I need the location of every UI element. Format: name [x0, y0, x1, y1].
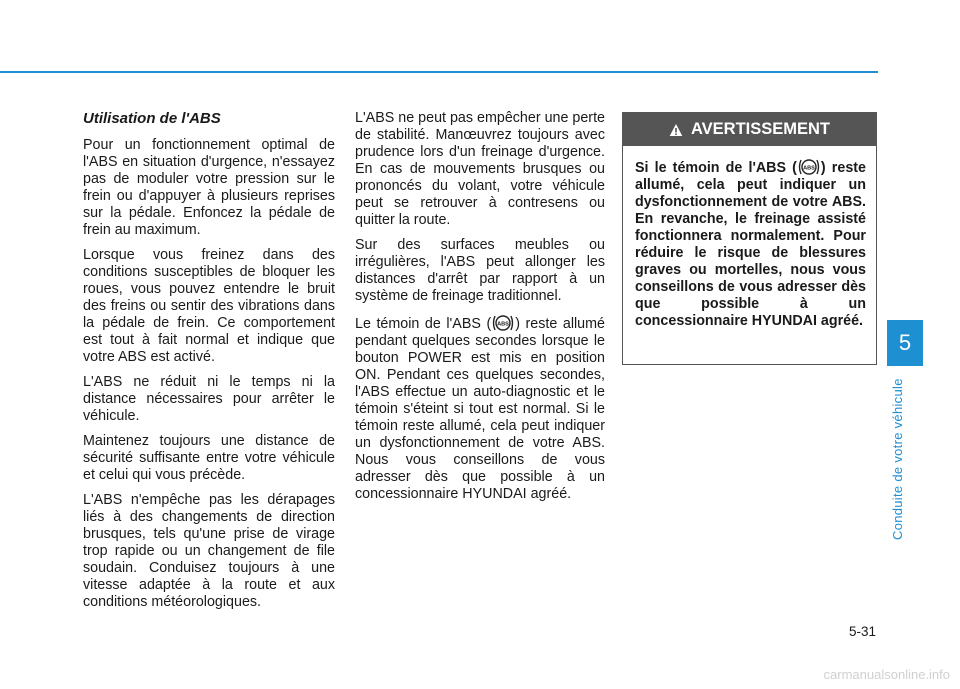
paragraph: Lorsque vous freinez dans des conditions susceptibles de bloquer les roues, vous pouvez entendre le bruit des freins ou sentir des vibrations dans la pédale de frein. Ce comportement est tout à fait normal et indique que votre ABS est activé. [83, 247, 335, 365]
abs-icon-label: ABS [497, 321, 510, 328]
middle-column [355, 110, 605, 511]
warning-triangle-icon [669, 123, 683, 137]
chapter-tab: 5 [887, 320, 923, 366]
paragraph: L'ABS ne peut pas empêcher une perte de stabilité. Manœuvrez toujours avec prudence lors d'un freinage d'urgence. En cas de mouvements brusques ou prononcés du volant, votre véhicule peut se retrouver à contresens ou quitter la route. [355, 110, 605, 228]
warning-header [623, 113, 876, 146]
page-number: 5-31 [848, 624, 876, 639]
chapter-title: Conduite de votre véhicule [890, 378, 905, 540]
paragraph: L'ABS n'empêche pas les dérapages liés à des changements de direction brusques, tels qu'une prise de virage trop rapide ou un changement de file soudain. Conduisez toujours à une vitesse adaptée à la route et aux conditions météorologiques. [83, 492, 335, 610]
abs-icon-label: ABS [803, 165, 815, 172]
text-span: ) reste allumé pendant quelques secondes lorsque le bouton POWER est mis en position ON. Pendant ces quelques secondes, l'ABS effectue un auto-diagnostic et le témoin s'éteint si tout est normal. Si le témoin reste allumé, cela peut indiquer un dysfonctionnement de votre ABS. Nous vous conseillons de vous adresser dès que possible à un concessionnaire HYUNDAI agréé. [355, 316, 605, 502]
text-span: Le témoin de l'ABS ( [355, 316, 492, 332]
warning-box [622, 112, 877, 365]
abs-warning-light-icon [797, 157, 821, 177]
section-heading: Utilisation de l'ABS [83, 110, 221, 127]
paragraph: Maintenez toujours une distance de sécurité suffisante entre votre véhicule et celui qui vous précède. [83, 433, 335, 483]
watermark: carmanualsonline.info [823, 667, 950, 682]
abs-warning-light-icon [491, 313, 515, 333]
paragraph: L'ABS ne réduit ni le temps ni la distance nécessaires pour arrêter le véhicule. [83, 374, 335, 424]
warning-title: AVERTISSEMENT [690, 120, 831, 138]
warning-text [623, 146, 876, 330]
text-span: ) reste allumé, cela peut indiquer un dysfonctionnement de votre ABS. En revanche, le freinage assisté fonctionnera normalement. Pour réduire le risque de blessures graves ou mortelles, nous vous conseillons de vous adresser dès que possible à un concessionnaire HYUNDAI agréé. [635, 160, 866, 329]
text-span: Si le témoin de l'ABS ( [635, 160, 797, 176]
left-column [83, 110, 335, 619]
paragraph-abs-indicator [355, 313, 605, 503]
paragraph: Pour un fonctionnement optimal de l'ABS en situation d'urgence, n'essayez pas de moduler votre pression sur le frein ou d'appuyer à plusieurs reprises sur la pédale. Enfoncez la pédale de frein au maximum. [83, 137, 335, 238]
top-rule [0, 71, 878, 73]
paragraph: Sur des surfaces meubles ou irrégulières, l'ABS peut allonger les distances d'arrêt par rapport à un système de freinage traditionnel. [355, 237, 605, 304]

*WHAT THIS TASK INVOLVES*
Repeat the lines of the material word for word, from the line with "paragraph: Lorsque vous" up to and including the line with "chapter-tab: 5 [887, 320, 923, 366]".

*EXERCISE SOLUTION*
paragraph: Lorsque vous freinez dans des conditions susceptibles de bloquer les roues, vous pouvez entendre le bruit des freins ou sentir des vibrations dans la pédale de frein. Ce comportement est tout à fait normal et indique que votre ABS est activé. [83, 247, 335, 365]
abs-icon-label: ABS [497, 321, 510, 328]
middle-column [355, 110, 605, 511]
warning-triangle-icon [669, 123, 683, 137]
chapter-tab: 5 [887, 320, 923, 366]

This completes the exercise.